──────── Extracted records

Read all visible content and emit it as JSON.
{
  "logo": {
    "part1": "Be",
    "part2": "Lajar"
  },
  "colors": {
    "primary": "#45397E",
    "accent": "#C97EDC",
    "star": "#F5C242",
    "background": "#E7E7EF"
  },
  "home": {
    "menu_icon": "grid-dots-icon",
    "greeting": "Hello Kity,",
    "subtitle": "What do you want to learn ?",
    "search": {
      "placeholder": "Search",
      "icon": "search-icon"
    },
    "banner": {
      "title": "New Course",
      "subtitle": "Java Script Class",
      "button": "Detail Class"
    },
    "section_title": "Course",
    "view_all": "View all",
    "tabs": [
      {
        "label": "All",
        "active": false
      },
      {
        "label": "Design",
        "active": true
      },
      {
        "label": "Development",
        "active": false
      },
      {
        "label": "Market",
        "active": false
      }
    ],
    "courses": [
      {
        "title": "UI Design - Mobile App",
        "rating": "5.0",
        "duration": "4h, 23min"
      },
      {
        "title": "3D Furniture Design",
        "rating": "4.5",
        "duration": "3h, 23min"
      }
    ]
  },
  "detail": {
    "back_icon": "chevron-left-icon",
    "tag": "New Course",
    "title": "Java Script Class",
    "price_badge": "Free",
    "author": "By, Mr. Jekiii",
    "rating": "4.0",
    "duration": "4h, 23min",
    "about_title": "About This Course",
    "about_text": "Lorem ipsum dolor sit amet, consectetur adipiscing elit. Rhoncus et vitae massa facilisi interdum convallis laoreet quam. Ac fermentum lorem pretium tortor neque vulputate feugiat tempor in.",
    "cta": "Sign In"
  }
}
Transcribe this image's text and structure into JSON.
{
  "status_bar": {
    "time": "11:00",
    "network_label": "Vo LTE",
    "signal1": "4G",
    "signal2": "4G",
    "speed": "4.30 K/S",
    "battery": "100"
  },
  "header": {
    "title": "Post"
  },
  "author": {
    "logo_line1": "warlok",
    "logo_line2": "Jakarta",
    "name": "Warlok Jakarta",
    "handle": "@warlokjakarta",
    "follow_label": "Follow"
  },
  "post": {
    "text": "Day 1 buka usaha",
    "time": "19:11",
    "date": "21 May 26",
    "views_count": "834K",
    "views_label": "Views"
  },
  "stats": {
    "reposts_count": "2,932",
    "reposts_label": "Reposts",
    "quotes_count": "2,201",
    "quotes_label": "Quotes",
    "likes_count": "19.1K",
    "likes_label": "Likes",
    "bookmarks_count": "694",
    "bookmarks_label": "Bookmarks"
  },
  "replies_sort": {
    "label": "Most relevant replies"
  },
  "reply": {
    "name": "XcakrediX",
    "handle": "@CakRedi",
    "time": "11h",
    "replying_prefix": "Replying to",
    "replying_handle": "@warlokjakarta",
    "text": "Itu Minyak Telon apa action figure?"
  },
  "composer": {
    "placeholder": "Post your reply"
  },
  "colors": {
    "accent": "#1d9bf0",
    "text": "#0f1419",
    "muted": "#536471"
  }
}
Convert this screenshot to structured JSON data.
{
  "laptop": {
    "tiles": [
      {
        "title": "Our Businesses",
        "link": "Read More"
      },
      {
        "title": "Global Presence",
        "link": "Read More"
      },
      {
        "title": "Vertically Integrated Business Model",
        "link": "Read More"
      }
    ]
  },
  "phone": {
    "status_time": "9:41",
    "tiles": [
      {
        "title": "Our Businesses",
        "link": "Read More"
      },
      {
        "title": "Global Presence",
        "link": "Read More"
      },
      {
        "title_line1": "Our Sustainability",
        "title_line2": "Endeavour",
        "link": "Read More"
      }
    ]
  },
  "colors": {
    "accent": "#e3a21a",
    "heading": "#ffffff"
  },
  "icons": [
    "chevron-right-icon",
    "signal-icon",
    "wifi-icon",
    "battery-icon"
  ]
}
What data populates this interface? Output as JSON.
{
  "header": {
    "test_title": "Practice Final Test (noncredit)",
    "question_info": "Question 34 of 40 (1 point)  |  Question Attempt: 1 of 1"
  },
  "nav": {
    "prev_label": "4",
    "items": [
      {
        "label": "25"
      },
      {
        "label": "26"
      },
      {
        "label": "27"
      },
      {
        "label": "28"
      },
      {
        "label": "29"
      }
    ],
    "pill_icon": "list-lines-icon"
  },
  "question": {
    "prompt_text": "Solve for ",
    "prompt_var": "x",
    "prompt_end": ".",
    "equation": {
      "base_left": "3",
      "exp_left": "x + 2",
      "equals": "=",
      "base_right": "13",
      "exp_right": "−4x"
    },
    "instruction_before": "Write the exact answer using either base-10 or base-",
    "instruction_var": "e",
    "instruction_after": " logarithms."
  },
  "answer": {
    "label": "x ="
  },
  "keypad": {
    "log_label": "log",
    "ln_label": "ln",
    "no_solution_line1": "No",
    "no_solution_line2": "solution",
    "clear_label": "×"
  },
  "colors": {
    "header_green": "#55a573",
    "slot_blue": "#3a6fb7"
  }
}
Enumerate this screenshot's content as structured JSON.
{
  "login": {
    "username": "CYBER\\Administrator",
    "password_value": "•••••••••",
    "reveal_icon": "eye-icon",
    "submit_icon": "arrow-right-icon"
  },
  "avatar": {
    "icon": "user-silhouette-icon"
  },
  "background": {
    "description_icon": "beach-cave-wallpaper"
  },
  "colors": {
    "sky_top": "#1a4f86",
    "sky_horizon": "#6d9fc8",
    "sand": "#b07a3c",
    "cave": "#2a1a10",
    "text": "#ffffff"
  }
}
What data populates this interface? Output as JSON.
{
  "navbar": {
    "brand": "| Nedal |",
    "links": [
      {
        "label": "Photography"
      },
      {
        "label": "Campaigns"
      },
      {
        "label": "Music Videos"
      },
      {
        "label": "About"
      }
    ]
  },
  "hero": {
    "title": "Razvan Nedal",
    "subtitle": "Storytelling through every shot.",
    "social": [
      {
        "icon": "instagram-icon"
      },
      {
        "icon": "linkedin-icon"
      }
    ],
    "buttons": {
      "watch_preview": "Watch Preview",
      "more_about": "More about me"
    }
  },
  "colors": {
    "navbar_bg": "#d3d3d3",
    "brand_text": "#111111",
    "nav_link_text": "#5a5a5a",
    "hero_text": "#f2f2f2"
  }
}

────────────────

• [Your instructions]:
Copy out each record, keeping every word as it is.

• [Problem solution]:
Read all visible content and emit it as JSON.
{
  "logo": {
    "part1": "Be",
    "part2": "Lajar"
  },
  "colors": {
    "primary": "#45397E",
    "accent": "#C97EDC",
    "star": "#F5C242",
    "background": "#E7E7EF"
  },
  "home": {
    "menu_icon": "grid-dots-icon",
    "greeting": "Hello Kity,",
    "subtitle": "What do you want to learn ?",
    "search": {
      "placeholder": "Search",
      "icon": "search-icon"
    },
    "banner": {
      "title": "New Course",
      "subtitle": "Java Script Class",
      "button": "Detail Class"
    },
    "section_title": "Course",
    "view_all": "View all",
    "tabs": [
      {
        "label": "All",
        "active": false
      },
      {
        "label": "Design",
        "active": true
      },
      {
        "label": "Development",
        "active": false
      },
      {
        "label": "Market",
        "active": false
      }
    ],
    "courses": [
      {
        "title": "UI Design - Mobile App",
        "rating": "5.0",
        "duration": "4h, 23min"
      },
      {
        "title": "3D Furniture Design",
        "rating": "4.5",
        "duration": "3h, 23min"
      }
    ]
  },
  "detail": {
    "back_icon": "chevron-left-icon",
    "tag": "New Course",
    "title": "Java Script Class",
    "price_badge": "Free",
    "author": "By, Mr. Jekiii",
    "rating": "4.0",
    "duration": "4h, 23min",
    "about_title": "About This Course",
    "about_text": "Lorem ipsum dolor sit amet, consectetur adipiscing elit. Rhoncus et vitae massa facilisi interdum convallis laoreet quam. Ac fermentum lorem pretium tortor neque vulputate feugiat tempor in.",
    "cta": "Sign In"
  }
}
Transcribe this image's text and structure into JSON.
{
  "status_bar": {
    "time": "11:00",
    "network_label": "Vo LTE",
    "signal1": "4G",
    "signal2": "4G",
    "speed": "4.30 K/S",
    "battery": "100"
  },
  "header": {
    "title": "Post"
  },
  "author": {
    "logo_line1": "warlok",
    "logo_line2": "Jakarta",
    "name": "Warlok Jakarta",
    "handle": "@warlokjakarta",
    "follow_label": "Follow"
  },
  "post": {
    "text": "Day 1 buka usaha",
    "time": "19:11",
    "date": "21 May 26",
    "views_count": "834K",
    "views_label": "Views"
  },
  "stats": {
    "reposts_count": "2,932",
    "reposts_label": "Reposts",
    "quotes_count": "2,201",
    "quotes_label": "Quotes",
    "likes_count": "19.1K",
    "likes_label": "Likes",
    "bookmarks_count": "694",
    "bookmarks_label": "Bookmarks"
  },
  "replies_sort": {
    "label": "Most relevant replies"
  },
  "reply": {
    "name": "XcakrediX",
    "handle": "@CakRedi",
    "time": "11h",
    "replying_prefix": "Replying to",
    "replying_handle": "@warlokjakarta",
    "text": "Itu Minyak Telon apa action figure?"
  },
  "composer": {
    "placeholder": "Post your reply"
  },
  "colors": {
    "accent": "#1d9bf0",
    "text": "#0f1419",
    "muted": "#536471"
  }
}
Convert this screenshot to structured JSON data.
{
  "laptop": {
    "tiles": [
      {
        "title": "Our Businesses",
        "link": "Read More"
      },
      {
        "title": "Global Presence",
        "link": "Read More"
      },
      {
        "title": "Vertically Integrated Business Model",
        "link": "Read More"
      }
    ]
  },
  "phone": {
    "status_time": "9:41",
    "tiles": [
      {
        "title": "Our Businesses",
        "link": "Read More"
      },
      {
        "title": "Global Presence",
        "link": "Read More"
      },
      {
        "title_line1": "Our Sustainability",
        "title_line2": "Endeavour",
        "link": "Read More"
      }
    ]
  },
  "colors": {
    "accent": "#e3a21a",
    "heading": "#ffffff"
  },
  "icons": [
    "chevron-right-icon",
    "signal-icon",
    "wifi-icon",
    "battery-icon"
  ]
}
What data populates this interface? Output as JSON.
{
  "header": {
    "test_title": "Practice Final Test (noncredit)",
    "question_info": "Question 34 of 40 (1 point)  |  Question Attempt: 1 of 1"
  },
  "nav": {
    "prev_label": "4",
    "items": [
      {
        "label": "25"
      },
      {
        "label": "26"
      },
      {
        "label": "27"
      },
      {
        "label": "28"
      },
      {
        "label": "29"
      }
    ],
    "pill_icon": "list-lines-icon"
  },
  "question": {
    "prompt_text": "Solve for ",
    "prompt_var": "x",
    "prompt_end": ".",
    "equation": {
      "base_left": "3",
      "exp_left": "x + 2",
      "equals": "=",
      "base_right": "13",
      "exp_right": "−4x"
    },
    "instruction_before": "Write the exact answer using either base-10 or base-",
    "instruction_var": "e",
    "instruction_after": " logarithms."
  },
  "answer": {
    "label": "x ="
  },
  "keypad": {
    "log_label": "log",
    "ln_label": "ln",
    "no_solution_line1": "No",
    "no_solution_line2": "solution",
    "clear_label": "×"
  },
  "colors": {
    "header_green": "#55a573",
    "slot_blue": "#3a6fb7"
  }
}
Enumerate this screenshot's content as structured JSON.
{
  "login": {
    "username": "CYBER\\Administrator",
    "password_value": "•••••••••",
    "reveal_icon": "eye-icon",
    "submit_icon": "arrow-right-icon"
  },
  "avatar": {
    "icon": "user-silhouette-icon"
  },
  "background": {
    "description_icon": "beach-cave-wallpaper"
  },
  "colors": {
    "sky_top": "#1a4f86",
    "sky_horizon": "#6d9fc8",
    "sand": "#b07a3c",
    "cave": "#2a1a10",
    "text": "#ffffff"
  }
}
What data populates this interface? Output as JSON.
{
  "navbar": {
    "brand": "| Nedal |",
    "links": [
      {
        "label": "Photography"
      },
      {
        "label": "Campaigns"
      },
      {
        "label": "Music Videos"
      },
      {
        "label": "About"
      }
    ]
  },
  "hero": {
    "title": "Razvan Nedal",
    "subtitle": "Storytelling through every shot.",
    "social": [
      {
        "icon": "instagram-icon"
      },
      {
        "icon": "linkedin-icon"
      }
    ],
    "buttons": {
      "watch_preview": "Watch Preview",
      "more_about": "More about me"
    }
  },
  "colors": {
    "navbar_bg": "#d3d3d3",
    "brand_text": "#111111",
    "nav_link_text": "#5a5a5a",
    "hero_text": "#f2f2f2"
  }
}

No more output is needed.